## Collection entries
§
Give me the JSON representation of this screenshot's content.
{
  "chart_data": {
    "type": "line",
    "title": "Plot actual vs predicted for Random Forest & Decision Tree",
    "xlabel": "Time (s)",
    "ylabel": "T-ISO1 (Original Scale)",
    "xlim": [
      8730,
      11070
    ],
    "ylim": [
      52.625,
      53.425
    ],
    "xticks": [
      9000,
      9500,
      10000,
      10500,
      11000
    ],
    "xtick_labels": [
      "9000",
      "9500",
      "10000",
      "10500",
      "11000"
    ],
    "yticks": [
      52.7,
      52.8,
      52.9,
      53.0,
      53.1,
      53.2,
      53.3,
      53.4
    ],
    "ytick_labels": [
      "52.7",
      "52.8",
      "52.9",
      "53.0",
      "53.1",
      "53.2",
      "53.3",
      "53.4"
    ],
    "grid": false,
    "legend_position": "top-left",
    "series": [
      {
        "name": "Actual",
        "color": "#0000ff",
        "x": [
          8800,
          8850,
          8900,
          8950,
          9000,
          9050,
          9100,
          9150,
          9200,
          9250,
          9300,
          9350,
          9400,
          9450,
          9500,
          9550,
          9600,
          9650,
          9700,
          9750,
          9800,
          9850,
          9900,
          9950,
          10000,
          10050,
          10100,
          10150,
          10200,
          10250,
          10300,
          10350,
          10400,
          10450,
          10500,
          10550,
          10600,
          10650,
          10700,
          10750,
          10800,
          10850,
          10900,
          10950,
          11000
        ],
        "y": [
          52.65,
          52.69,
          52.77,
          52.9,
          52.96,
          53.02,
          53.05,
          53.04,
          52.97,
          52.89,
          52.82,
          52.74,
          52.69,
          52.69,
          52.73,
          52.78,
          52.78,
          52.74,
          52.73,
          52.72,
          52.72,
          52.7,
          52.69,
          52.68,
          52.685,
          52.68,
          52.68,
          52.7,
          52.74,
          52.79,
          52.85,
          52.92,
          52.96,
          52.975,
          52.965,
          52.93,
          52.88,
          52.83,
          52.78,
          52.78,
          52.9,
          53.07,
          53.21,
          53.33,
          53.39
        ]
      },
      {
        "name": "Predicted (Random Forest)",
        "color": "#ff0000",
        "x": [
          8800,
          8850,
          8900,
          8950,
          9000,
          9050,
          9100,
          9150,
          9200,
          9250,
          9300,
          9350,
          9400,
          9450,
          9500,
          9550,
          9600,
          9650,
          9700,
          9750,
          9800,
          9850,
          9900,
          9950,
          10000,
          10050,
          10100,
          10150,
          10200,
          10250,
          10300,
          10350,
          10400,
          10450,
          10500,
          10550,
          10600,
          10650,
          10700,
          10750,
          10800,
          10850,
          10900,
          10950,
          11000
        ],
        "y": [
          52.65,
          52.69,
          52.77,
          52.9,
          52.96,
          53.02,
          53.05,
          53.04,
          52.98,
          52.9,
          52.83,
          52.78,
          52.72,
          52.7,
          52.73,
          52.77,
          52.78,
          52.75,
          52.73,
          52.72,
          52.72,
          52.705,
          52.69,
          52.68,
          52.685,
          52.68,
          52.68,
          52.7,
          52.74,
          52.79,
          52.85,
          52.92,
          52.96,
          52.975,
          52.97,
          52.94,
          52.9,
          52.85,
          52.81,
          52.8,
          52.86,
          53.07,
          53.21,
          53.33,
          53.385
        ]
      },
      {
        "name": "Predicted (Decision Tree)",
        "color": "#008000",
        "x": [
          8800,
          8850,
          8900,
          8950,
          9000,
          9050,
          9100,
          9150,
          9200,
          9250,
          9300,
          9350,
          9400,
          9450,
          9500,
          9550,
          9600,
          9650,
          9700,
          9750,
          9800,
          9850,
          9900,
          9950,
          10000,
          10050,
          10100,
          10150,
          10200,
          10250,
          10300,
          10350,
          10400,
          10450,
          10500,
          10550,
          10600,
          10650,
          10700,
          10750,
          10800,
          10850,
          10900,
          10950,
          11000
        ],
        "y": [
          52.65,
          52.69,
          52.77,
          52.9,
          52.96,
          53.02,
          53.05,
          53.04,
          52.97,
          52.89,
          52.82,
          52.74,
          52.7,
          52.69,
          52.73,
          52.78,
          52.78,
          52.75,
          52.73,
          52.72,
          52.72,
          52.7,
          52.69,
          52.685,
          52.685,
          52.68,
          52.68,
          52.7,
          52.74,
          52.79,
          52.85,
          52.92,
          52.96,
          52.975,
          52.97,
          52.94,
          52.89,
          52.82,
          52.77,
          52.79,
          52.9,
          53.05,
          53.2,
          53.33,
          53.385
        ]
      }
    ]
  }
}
§
Please output the entries above, every line exactly as it reads.

Give me the JSON representation of this screenshot's content.
{
  "chart_data": {
    "type": "line",
    "title": "Plot actual vs predicted for Random Forest & Decision Tree",
    "xlabel": "Time (s)",
    "ylabel": "T-ISO1 (Original Scale)",
    "xlim": [
      8730,
      11070
    ],
    "ylim": [
      52.625,
      53.425
    ],
    "xticks": [
      9000,
      9500,
      10000,
      10500,
      11000
    ],
    "xtick_labels": [
      "9000",
      "9500",
      "10000",
      "10500",
      "11000"
    ],
    "yticks": [
      52.7,
      52.8,
      52.9,
      53.0,
      53.1,
      53.2,
      53.3,
      53.4
    ],
    "ytick_labels": [
      "52.7",
      "52.8",
      "52.9",
      "53.0",
      "53.1",
      "53.2",
      "53.3",
      "53.4"
    ],
    "grid": false,
    "legend_position": "top-left",
    "series": [
      {
        "name": "Actual",
        "color": "#0000ff",
        "x": [
          8800,
          8850,
          8900,
          8950,
          9000,
          9050,
          9100,
          9150,
          9200,
          9250,
          9300,
          9350,
          9400,
          9450,
          9500,
          9550,
          9600,
          9650,
          9700,
          9750,
          9800,
          9850,
          9900,
          9950,
          10000,
          10050,
          10100,
          10150,
          10200,
          10250,
          10300,
          10350,
          10400,
          10450,
          10500,
          10550,
          10600,
          10650,
          10700,
          10750,
          10800,
          10850,
          10900,
          10950,
          11000
        ],
        "y": [
          52.65,
          52.69,
          52.77,
          52.9,
          52.96,
          53.02,
          53.05,
          53.04,
          52.97,
          52.89,
          52.82,
          52.74,
          52.69,
          52.69,
          52.73,
          52.78,
          52.78,
          52.74,
          52.73,
          52.72,
          52.72,
          52.7,
          52.69,
          52.68,
          52.685,
          52.68,
          52.68,
          52.7,
          52.74,
          52.79,
          52.85,
          52.92,
          52.96,
          52.975,
          52.965,
          52.93,
          52.88,
          52.83,
          52.78,
          52.78,
          52.9,
          53.07,
          53.21,
          53.33,
          53.39
        ]
      },
      {
        "name": "Predicted (Random Forest)",
        "color": "#ff0000",
        "x": [
          8800,
          8850,
          8900,
          8950,
          9000,
          9050,
          9100,
          9150,
          9200,
          9250,
          9300,
          9350,
          9400,
          9450,
          9500,
          9550,
          9600,
          9650,
          9700,
          9750,
          9800,
          9850,
          9900,
          9950,
          10000,
          10050,
          10100,
          10150,
          10200,
          10250,
          10300,
          10350,
          10400,
          10450,
          10500,
          10550,
          10600,
          10650,
          10700,
          10750,
          10800,
          10850,
          10900,
          10950,
          11000
        ],
        "y": [
          52.65,
          52.69,
          52.77,
          52.9,
          52.96,
          53.02,
          53.05,
          53.04,
          52.98,
          52.9,
          52.83,
          52.78,
          52.72,
          52.7,
          52.73,
          52.77,
          52.78,
          52.75,
          52.73,
          52.72,
          52.72,
          52.705,
          52.69,
          52.68,
          52.685,
          52.68,
          52.68,
          52.7,
          52.74,
          52.79,
          52.85,
          52.92,
          52.96,
          52.975,
          52.97,
          52.94,
          52.9,
          52.85,
          52.81,
          52.8,
          52.86,
          53.07,
          53.21,
          53.33,
          53.385
        ]
      },
      {
        "name": "Predicted (Decision Tree)",
        "color": "#008000",
        "x": [
          8800,
          8850,
          8900,
          8950,
          9000,
          9050,
          9100,
          9150,
          9200,
          9250,
          9300,
          9350,
          9400,
          9450,
          9500,
          9550,
          9600,
          9650,
          9700,
          9750,
          9800,
          9850,
          9900,
          9950,
          10000,
          10050,
          10100,
          10150,
          10200,
          10250,
          10300,
          10350,
          10400,
          10450,
          10500,
          10550,
          10600,
          10650,
          10700,
          10750,
          10800,
          10850,
          10900,
          10950,
          11000
        ],
        "y": [
          52.65,
          52.69,
          52.77,
          52.9,
          52.96,
          53.02,
          53.05,
          53.04,
          52.97,
          52.89,
          52.82,
          52.74,
          52.7,
          52.69,
          52.73,
          52.78,
          52.78,
          52.75,
          52.73,
          52.72,
          52.72,
          52.7,
          52.69,
          52.685,
          52.685,
          52.68,
          52.68,
          52.7,
          52.74,
          52.79,
          52.85,
          52.92,
          52.96,
          52.975,
          52.97,
          52.94,
          52.89,
          52.82,
          52.77,
          52.79,
          52.9,
          53.05,
          53.2,
          53.33,
          53.385
        ]
      }
    ]
  }
}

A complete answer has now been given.